From the listing below, pull out all lines with "Выборочный" in them.

[Items from a data source]
((

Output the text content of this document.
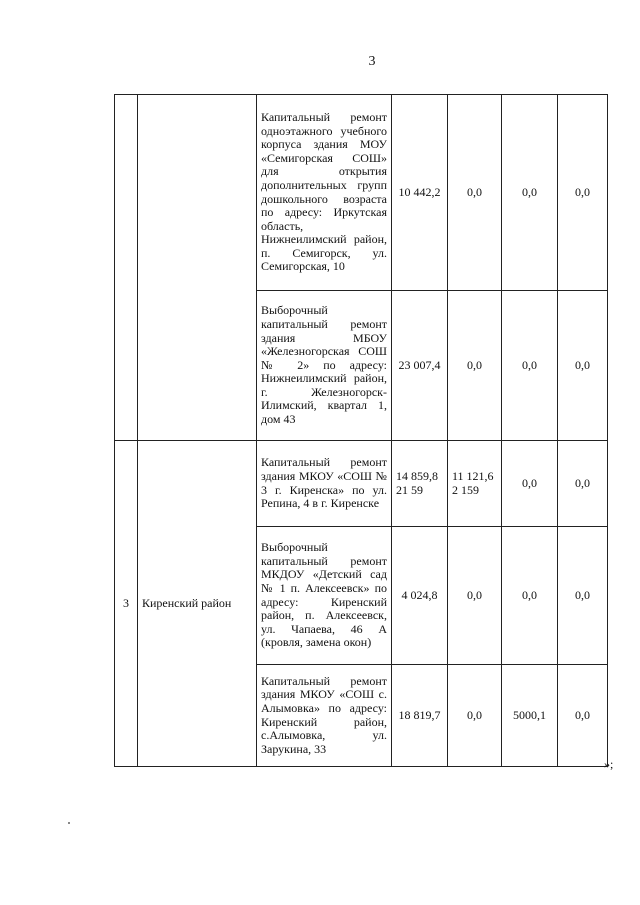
3
		Капитальный ремонт одноэтажного учебного корпуса здания МОУ «Семигорская СОШ» для открытия дополнительных групп дошкольного возраста по адресу: Иркутская область, Нижнеилимский район, п. Семигорск, ул. Семигорская, 10	10 442,2	0,0	0,0	0,0
		Выборочный капитальный ремонт здания МБОУ «Железногорская СОШ № 2» по адресу: Нижнеилимский район, г. Железногорск-Илимский, квартал 1, дом 43	23 007,4	0,0	0,0	0,0
3	Киренский район	Капитальный ремонт здания МКОУ «СОШ № 3 г. Киренска» по ул. Репина, 4 в г. Киренске	14 859,821 59	11 121,62 159	0,0	0,0
		Выборочный капитальный ремонт МКДОУ «Детский сад № 1 п. Алексеевск» по адресу: Киренский район, п. Алексеевск, ул. Чапаева, 46 А (кровля, замена окон)	4 024,8	0,0	0,0	0,0
		Капитальный ремонт здания МКОУ «СОШ с. Алымовка» по адресу: Киренский район, с.Алымовка, ул. Зарукина, 33	18 819,7	0,0	5000,1	0,0
»;
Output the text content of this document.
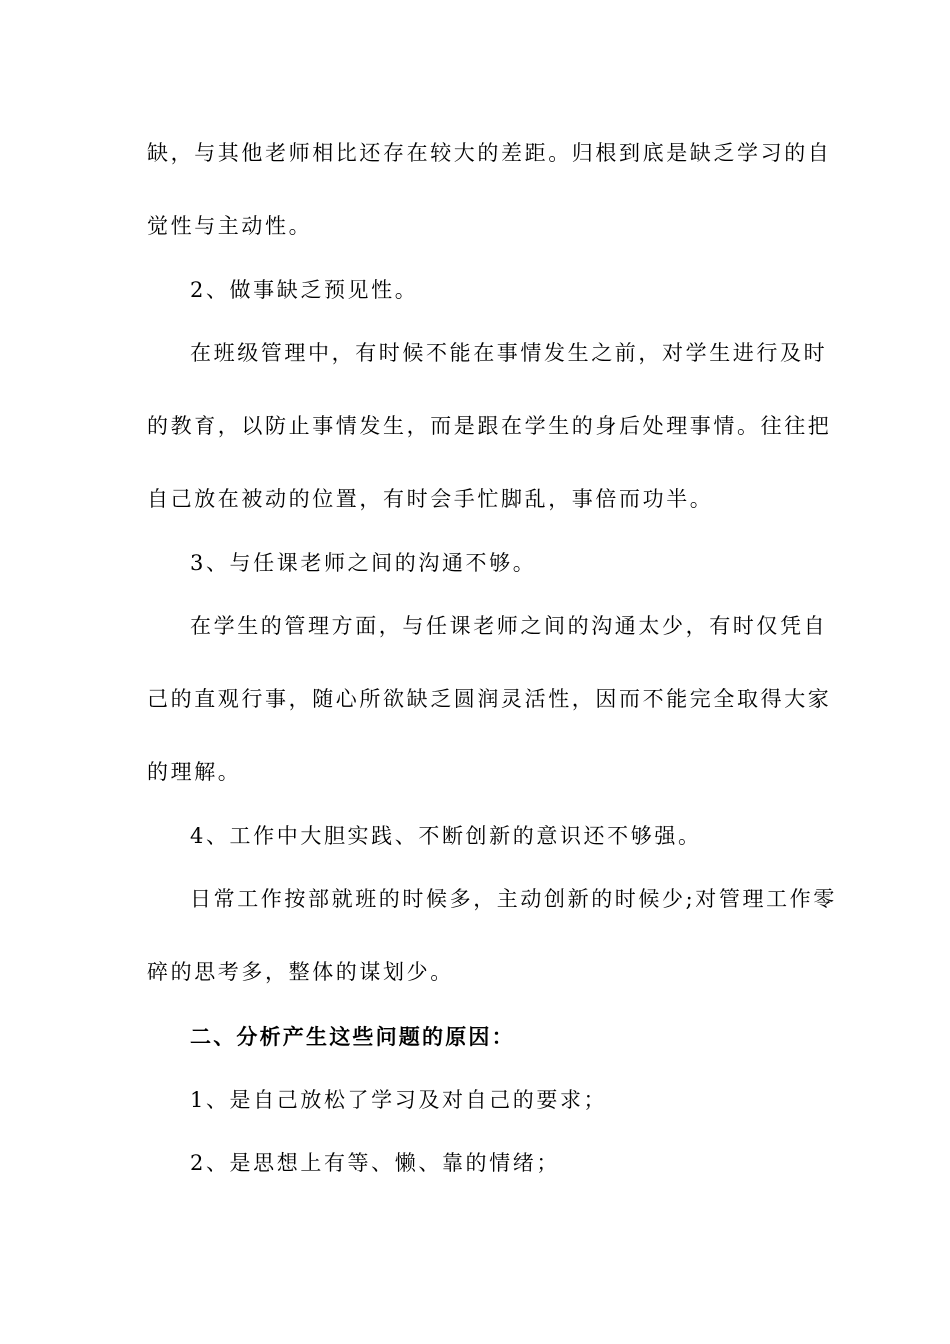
缺，与其他老师相比还存在较大的差距。归根到底是缺乏学习的自
觉性与主动性。
2、做事缺乏预见性。
在班级管理中，有时候不能在事情发生之前，对学生进行及时
的教育，以防止事情发生，而是跟在学生的身后处理事情。往往把
自己放在被动的位置，有时会手忙脚乱，事倍而功半。
3、与任课老师之间的沟通不够。
在学生的管理方面，与任课老师之间的沟通太少，有时仅凭自
己的直观行事，随心所欲缺乏圆润灵活性，因而不能完全取得大家
的理解。
4、工作中大胆实践、不断创新的意识还不够强。
日常工作按部就班的时候多，主动创新的时候少;对管理工作零
碎的思考多，整体的谋划少。
二、分析产生这些问题的原因：
1、是自己放松了学习及对自己的要求；
2、是思想上有等、懒、靠的情绪；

))

# WRITTEN RESPONSE:
		Выборочный капитальный ремонт здания МБОУ «Железногорская СОШ № 2» по адресу: Нижнеилимский район, г. Железногорск-Илимский, квартал 1, дом 43	23 007,4	0,0	0,0	0,0
		Выборочный капитальный ремонт МКДОУ «Детский сад № 1 п. Алексеевск» по адресу: Киренский район, п. Алексеевск, ул. Чапаева, 46 А (кровля, замена окон)	4 024,8	0,0	0,0	0,0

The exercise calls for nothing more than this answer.